** start of PROVIDED ENTRIES **

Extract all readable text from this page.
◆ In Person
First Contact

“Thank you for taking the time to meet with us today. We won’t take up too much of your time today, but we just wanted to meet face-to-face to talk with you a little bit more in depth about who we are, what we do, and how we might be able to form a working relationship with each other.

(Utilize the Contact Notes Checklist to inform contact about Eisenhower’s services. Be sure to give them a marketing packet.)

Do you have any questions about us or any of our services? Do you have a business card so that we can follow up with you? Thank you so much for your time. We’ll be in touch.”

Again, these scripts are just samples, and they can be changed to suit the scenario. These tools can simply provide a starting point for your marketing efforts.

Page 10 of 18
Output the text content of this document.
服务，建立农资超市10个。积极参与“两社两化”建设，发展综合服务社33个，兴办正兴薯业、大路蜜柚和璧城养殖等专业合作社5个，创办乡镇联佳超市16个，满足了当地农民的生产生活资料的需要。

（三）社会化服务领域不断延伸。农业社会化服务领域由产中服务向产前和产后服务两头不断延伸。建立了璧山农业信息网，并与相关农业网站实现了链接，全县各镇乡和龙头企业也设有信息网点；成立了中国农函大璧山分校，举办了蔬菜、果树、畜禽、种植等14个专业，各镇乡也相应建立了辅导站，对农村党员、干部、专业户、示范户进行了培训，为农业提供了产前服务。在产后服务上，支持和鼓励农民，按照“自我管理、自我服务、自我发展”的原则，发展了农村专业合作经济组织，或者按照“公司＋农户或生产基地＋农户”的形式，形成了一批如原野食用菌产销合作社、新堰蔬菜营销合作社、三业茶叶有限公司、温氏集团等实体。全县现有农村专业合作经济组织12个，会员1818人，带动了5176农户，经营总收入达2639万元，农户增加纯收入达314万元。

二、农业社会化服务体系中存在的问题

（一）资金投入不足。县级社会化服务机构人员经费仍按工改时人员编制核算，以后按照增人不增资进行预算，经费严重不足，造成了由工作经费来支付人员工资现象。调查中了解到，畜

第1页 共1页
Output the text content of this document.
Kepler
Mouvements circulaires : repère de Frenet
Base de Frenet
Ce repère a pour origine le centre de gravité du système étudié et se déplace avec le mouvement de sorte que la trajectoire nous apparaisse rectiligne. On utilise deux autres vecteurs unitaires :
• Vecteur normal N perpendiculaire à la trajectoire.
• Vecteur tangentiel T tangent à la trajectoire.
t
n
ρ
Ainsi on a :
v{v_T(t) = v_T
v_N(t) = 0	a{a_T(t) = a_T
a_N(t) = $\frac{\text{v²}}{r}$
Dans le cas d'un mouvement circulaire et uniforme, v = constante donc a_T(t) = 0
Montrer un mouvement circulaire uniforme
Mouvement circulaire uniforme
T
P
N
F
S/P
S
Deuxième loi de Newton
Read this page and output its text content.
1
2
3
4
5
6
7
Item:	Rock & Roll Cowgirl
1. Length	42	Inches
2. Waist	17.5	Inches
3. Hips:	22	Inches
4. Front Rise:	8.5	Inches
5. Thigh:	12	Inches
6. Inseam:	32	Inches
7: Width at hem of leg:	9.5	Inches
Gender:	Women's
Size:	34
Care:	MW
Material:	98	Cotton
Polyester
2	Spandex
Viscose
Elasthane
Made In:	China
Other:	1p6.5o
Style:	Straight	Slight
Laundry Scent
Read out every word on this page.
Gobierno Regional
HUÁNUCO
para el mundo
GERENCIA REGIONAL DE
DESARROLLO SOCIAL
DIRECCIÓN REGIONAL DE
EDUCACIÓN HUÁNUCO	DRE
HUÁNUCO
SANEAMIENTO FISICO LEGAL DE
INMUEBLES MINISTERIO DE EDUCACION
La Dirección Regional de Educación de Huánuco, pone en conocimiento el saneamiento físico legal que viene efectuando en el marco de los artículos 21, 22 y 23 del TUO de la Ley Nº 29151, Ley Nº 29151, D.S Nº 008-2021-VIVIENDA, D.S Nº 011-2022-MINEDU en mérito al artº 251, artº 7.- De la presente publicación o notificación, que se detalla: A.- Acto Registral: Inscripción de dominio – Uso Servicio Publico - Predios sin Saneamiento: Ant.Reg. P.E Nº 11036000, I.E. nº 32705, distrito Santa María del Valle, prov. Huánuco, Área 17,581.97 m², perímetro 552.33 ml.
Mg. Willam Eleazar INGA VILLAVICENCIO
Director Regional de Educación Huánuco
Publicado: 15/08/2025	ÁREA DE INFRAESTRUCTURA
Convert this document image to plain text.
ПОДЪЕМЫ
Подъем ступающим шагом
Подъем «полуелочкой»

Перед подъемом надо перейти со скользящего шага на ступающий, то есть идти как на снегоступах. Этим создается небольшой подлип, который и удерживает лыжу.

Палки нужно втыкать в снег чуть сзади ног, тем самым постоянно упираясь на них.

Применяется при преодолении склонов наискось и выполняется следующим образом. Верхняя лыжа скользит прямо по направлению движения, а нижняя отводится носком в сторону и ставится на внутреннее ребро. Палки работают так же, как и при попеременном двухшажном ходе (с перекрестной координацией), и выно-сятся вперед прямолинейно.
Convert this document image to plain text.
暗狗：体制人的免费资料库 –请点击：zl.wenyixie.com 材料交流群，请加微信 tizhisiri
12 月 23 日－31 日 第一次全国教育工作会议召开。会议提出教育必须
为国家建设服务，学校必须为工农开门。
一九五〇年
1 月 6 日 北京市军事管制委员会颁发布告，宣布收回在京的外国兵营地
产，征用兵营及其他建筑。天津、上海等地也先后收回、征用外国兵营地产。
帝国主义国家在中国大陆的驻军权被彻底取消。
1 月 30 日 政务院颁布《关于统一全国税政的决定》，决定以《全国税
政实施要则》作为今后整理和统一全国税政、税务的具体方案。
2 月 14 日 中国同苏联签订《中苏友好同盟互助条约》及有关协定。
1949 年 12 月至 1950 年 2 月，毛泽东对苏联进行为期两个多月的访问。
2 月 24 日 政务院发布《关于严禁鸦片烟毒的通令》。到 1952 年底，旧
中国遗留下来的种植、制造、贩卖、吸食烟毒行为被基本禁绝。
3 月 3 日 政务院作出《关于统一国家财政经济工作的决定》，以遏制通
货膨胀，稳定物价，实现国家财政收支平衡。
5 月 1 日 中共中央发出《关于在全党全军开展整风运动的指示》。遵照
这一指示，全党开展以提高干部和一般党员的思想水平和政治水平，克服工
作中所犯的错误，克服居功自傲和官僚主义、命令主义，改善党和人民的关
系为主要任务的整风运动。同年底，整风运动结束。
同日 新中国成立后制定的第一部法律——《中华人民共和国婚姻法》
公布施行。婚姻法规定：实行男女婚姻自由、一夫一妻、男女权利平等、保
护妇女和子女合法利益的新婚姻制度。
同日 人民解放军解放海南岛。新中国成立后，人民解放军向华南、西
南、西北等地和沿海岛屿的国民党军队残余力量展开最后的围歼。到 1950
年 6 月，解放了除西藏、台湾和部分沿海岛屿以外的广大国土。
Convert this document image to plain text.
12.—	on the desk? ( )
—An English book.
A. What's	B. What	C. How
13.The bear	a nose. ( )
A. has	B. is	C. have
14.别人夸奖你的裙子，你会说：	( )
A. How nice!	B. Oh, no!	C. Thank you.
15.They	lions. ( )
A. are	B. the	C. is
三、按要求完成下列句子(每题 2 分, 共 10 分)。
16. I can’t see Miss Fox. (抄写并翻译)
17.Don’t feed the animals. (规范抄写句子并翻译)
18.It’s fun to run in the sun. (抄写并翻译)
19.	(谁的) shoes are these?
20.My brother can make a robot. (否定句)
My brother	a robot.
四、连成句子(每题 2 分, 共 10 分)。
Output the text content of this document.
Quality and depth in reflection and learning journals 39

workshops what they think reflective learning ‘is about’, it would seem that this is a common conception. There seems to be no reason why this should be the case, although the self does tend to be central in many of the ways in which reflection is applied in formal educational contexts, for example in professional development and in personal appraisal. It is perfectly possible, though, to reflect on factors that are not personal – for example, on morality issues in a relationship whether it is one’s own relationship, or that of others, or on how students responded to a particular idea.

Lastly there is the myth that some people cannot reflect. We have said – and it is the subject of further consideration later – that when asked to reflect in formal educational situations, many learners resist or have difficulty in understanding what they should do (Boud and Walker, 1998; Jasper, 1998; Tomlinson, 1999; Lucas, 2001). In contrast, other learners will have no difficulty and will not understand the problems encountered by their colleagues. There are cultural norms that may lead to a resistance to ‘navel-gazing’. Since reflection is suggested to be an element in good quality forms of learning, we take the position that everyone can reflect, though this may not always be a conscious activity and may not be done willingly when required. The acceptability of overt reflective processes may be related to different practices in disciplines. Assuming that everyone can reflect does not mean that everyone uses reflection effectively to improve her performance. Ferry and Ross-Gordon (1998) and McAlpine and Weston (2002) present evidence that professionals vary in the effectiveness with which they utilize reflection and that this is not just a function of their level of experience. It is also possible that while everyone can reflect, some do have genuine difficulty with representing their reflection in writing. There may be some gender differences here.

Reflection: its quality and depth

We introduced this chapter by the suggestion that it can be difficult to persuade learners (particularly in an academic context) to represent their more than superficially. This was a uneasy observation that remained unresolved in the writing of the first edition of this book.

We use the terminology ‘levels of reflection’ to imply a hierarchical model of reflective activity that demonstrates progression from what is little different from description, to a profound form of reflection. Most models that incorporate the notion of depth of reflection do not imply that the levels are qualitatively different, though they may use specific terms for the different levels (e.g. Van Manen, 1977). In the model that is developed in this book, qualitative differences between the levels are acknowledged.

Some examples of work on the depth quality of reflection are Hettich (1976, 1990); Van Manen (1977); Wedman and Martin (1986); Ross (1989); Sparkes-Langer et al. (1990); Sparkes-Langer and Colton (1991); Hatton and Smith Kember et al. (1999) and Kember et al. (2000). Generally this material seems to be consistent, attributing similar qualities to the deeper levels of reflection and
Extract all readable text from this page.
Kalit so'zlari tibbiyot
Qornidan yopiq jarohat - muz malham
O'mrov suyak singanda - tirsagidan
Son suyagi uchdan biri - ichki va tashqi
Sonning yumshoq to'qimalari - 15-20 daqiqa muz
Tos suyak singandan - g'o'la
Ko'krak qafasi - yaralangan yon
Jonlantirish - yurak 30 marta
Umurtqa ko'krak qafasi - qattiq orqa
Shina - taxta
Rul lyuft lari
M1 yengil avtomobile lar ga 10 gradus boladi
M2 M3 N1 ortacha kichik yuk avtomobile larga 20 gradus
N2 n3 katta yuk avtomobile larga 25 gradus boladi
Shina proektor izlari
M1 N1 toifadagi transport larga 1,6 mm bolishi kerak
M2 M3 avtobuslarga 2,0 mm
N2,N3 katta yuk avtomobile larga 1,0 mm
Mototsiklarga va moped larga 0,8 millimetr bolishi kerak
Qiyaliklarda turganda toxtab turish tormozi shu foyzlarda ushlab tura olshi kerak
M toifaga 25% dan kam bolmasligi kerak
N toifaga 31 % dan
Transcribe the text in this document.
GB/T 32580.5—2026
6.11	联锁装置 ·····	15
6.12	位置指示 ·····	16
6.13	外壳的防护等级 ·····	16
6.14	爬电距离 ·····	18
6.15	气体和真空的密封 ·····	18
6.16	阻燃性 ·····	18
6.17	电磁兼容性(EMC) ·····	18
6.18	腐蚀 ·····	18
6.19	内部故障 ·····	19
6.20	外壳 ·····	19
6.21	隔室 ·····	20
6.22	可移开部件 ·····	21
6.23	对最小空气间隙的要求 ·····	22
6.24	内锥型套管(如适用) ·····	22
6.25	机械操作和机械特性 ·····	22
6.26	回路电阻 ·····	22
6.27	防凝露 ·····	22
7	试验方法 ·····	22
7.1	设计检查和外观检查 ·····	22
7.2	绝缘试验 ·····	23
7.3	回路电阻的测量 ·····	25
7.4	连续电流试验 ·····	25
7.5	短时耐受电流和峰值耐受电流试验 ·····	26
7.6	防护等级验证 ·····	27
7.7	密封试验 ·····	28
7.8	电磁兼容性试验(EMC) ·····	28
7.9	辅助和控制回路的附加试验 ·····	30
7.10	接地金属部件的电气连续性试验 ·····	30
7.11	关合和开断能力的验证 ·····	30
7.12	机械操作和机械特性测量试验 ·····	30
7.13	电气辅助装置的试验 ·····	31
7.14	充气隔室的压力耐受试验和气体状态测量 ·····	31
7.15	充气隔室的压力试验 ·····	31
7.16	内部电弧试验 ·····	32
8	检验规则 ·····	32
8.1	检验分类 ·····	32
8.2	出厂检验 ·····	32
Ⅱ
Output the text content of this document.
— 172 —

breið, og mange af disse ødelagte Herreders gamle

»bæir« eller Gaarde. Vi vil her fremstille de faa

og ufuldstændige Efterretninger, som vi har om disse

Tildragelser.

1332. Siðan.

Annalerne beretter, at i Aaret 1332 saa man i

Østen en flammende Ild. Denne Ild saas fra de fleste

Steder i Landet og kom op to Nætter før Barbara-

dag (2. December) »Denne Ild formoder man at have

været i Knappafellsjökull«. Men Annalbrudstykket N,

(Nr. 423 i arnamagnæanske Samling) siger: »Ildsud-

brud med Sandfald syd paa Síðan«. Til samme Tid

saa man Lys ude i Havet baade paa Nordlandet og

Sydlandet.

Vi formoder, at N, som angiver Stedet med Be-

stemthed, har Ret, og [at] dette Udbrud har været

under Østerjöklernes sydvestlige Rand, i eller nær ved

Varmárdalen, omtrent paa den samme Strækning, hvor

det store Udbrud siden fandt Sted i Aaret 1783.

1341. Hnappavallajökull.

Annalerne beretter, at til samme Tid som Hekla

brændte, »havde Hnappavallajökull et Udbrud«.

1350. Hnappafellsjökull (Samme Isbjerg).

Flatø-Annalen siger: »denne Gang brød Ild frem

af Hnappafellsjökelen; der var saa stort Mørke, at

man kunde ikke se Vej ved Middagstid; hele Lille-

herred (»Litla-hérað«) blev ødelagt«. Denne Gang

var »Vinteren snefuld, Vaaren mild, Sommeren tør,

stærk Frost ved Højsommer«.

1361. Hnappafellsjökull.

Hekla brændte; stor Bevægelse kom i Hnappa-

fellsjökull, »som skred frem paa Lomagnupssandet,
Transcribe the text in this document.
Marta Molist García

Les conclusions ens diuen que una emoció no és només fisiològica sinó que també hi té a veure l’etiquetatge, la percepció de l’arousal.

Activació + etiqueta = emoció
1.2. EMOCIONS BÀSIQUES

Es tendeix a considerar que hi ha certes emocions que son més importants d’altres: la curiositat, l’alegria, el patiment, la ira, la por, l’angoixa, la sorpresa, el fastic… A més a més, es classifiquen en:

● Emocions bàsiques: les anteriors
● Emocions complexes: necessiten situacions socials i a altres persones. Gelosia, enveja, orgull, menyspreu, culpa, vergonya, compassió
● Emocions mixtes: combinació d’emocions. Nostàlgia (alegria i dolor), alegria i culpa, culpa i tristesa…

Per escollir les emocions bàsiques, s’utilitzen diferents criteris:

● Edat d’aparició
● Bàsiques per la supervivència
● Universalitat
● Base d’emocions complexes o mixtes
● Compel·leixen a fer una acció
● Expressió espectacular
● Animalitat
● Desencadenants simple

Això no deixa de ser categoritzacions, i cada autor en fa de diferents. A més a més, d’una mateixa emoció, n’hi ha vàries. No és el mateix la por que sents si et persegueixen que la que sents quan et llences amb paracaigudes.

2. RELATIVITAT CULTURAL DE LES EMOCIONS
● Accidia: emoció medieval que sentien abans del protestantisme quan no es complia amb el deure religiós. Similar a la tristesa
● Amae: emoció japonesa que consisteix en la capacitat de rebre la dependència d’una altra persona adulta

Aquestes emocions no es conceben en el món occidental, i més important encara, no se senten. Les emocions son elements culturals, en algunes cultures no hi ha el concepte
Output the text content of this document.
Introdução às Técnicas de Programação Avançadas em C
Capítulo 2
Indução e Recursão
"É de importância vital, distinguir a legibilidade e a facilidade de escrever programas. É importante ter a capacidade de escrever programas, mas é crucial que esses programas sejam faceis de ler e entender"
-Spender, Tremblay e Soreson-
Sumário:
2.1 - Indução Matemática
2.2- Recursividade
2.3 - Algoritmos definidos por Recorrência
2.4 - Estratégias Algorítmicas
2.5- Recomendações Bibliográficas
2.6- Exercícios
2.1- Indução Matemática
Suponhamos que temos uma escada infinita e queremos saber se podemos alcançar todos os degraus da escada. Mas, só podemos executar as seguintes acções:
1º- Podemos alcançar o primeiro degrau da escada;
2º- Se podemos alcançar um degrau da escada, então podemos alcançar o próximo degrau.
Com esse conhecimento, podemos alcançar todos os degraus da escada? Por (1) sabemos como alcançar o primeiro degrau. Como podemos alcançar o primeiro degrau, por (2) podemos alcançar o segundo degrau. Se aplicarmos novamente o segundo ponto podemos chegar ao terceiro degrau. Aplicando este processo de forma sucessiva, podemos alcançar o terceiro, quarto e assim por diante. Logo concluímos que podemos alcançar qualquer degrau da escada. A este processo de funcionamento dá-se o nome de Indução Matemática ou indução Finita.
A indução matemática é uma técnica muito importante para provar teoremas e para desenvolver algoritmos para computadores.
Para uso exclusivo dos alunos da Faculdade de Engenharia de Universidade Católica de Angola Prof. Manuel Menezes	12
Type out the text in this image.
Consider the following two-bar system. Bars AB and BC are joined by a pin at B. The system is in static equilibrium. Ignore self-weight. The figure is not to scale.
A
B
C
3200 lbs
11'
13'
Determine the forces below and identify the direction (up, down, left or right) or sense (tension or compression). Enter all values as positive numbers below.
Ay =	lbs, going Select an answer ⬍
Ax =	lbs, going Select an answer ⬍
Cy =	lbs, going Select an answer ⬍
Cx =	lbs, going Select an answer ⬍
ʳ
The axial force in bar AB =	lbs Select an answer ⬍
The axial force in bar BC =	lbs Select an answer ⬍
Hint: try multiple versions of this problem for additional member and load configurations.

** end of PROVIDED ENTRIES **

**BRIEF:**
Using the entries above, find all lines with "depth". Copy them.

**FINISHED EXERCISE:**
“Thank you for taking the time to meet with us today. We won’t take up too much of your time today, but we just wanted to meet face-to-face to talk with you a little bit more in depth about who we are, what we do, and how we might be able to form a working relationship with each other.
Quality and depth in reflection and learning journals 39
Reflection: its quality and depth
We use the terminology ‘levels of reflection’ to imply a hierarchical model of reflective activity that demonstrates progression from what is little different from description, to a profound form of reflection. Most models that incorporate the notion of depth of reflection do not imply that the levels are qualitatively different, though they may use specific terms for the different levels (e.g. Van Manen, 1977). In the model that is developed in this book, qualitative differences between the levels are acknowledged.
Some examples of work on the depth quality of reflection are Hettich (1976, 1990); Van Manen (1977); Wedman and Martin (1986); Ross (1989); Sparkes-Langer et al. (1990); Sparkes-Langer and Colton (1991); Hatton and Smith Kember et al. (1999) and Kember et al. (2000). Generally this material seems to be consistent, attributing similar qualities to the deeper levels of reflection and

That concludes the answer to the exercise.